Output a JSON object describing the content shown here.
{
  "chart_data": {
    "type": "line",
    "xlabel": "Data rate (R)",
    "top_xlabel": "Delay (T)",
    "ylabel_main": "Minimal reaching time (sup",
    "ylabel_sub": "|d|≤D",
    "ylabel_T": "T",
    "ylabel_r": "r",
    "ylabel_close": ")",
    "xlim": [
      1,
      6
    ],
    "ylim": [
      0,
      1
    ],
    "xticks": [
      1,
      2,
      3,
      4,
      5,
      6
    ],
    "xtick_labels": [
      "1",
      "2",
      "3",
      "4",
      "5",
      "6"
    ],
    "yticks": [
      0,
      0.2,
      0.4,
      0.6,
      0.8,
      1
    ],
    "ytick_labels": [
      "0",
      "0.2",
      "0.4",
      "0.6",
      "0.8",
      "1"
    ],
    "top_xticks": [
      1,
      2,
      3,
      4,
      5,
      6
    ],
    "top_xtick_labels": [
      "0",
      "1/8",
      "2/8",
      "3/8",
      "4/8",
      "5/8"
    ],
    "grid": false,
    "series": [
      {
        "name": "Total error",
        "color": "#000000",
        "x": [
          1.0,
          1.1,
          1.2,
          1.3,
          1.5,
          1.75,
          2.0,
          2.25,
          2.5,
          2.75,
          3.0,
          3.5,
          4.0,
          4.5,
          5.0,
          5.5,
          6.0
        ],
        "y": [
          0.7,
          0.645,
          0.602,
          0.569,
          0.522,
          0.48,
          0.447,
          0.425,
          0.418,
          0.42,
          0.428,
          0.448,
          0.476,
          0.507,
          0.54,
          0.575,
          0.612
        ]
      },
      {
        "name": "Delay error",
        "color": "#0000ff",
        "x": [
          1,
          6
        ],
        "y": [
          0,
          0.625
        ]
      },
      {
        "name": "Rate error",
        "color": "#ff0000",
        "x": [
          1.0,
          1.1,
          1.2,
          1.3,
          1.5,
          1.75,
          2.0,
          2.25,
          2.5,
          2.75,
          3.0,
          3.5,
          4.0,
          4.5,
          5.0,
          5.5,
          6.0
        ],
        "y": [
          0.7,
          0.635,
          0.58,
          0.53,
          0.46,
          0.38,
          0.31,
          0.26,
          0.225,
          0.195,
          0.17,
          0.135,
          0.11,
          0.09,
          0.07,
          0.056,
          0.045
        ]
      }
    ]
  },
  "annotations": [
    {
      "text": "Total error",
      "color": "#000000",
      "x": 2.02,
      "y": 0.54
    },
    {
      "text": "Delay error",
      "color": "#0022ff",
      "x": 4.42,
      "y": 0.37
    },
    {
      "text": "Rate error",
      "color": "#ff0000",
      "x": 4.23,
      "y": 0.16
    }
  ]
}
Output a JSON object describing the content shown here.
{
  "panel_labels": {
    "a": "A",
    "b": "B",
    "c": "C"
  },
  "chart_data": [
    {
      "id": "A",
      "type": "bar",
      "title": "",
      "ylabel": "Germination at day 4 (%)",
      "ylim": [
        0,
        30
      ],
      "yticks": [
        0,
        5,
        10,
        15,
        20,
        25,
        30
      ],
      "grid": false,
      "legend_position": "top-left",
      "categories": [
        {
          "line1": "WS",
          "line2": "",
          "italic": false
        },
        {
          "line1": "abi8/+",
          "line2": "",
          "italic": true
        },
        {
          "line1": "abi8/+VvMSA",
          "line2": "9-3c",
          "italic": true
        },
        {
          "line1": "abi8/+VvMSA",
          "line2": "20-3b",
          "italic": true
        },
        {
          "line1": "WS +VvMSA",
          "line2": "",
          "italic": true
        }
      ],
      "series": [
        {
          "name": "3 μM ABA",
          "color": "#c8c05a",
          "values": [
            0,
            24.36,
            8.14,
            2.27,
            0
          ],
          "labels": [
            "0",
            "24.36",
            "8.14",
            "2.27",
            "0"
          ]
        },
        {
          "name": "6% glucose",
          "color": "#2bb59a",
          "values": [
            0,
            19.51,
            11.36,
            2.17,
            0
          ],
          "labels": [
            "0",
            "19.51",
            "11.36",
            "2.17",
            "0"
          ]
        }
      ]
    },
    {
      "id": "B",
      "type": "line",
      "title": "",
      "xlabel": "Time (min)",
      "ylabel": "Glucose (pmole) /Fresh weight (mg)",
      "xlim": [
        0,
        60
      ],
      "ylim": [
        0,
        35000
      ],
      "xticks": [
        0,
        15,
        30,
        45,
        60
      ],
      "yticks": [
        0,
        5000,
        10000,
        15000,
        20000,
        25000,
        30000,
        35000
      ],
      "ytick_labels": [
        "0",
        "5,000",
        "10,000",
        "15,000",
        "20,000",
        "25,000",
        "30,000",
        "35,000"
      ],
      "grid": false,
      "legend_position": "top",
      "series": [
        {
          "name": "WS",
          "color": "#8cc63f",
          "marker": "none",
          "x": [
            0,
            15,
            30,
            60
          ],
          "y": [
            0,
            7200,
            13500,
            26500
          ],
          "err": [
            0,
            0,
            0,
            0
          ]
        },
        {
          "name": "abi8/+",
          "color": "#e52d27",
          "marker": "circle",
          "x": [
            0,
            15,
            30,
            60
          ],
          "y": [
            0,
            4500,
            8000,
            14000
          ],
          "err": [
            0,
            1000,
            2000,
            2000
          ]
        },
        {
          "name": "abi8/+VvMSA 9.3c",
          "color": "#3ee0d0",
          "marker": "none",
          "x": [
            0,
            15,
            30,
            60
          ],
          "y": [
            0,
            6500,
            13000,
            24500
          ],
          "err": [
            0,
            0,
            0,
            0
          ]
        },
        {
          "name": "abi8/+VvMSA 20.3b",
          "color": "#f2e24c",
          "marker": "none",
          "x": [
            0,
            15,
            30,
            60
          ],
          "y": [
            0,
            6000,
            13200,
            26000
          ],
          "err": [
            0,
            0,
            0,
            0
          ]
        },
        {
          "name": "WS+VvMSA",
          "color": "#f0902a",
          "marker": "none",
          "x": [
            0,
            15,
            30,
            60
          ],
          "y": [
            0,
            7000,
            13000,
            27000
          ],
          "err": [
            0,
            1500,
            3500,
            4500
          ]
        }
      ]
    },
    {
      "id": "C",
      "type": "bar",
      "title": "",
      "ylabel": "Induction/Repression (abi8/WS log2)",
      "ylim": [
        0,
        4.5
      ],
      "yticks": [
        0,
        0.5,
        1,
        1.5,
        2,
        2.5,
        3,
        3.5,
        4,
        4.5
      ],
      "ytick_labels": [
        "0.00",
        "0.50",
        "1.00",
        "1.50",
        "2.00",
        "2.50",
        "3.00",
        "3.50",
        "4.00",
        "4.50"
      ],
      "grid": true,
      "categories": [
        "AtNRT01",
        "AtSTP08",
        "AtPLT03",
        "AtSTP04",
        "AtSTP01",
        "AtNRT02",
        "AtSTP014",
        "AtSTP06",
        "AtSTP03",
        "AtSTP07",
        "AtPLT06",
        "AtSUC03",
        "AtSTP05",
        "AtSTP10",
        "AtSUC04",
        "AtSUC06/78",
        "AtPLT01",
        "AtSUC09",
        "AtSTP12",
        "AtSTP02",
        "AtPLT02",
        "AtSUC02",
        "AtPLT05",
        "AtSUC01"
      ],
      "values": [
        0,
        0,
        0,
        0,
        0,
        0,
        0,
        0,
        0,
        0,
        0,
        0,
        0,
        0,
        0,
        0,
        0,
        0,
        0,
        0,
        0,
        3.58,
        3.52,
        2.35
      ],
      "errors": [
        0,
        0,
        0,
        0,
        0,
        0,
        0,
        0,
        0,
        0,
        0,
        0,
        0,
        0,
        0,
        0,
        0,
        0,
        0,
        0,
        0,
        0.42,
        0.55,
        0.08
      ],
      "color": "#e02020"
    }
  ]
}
....................
SET TASK: The string "false" may appear in lines of the listing above; tally those lines and give the number only.

WRITTEN ANSWER: 4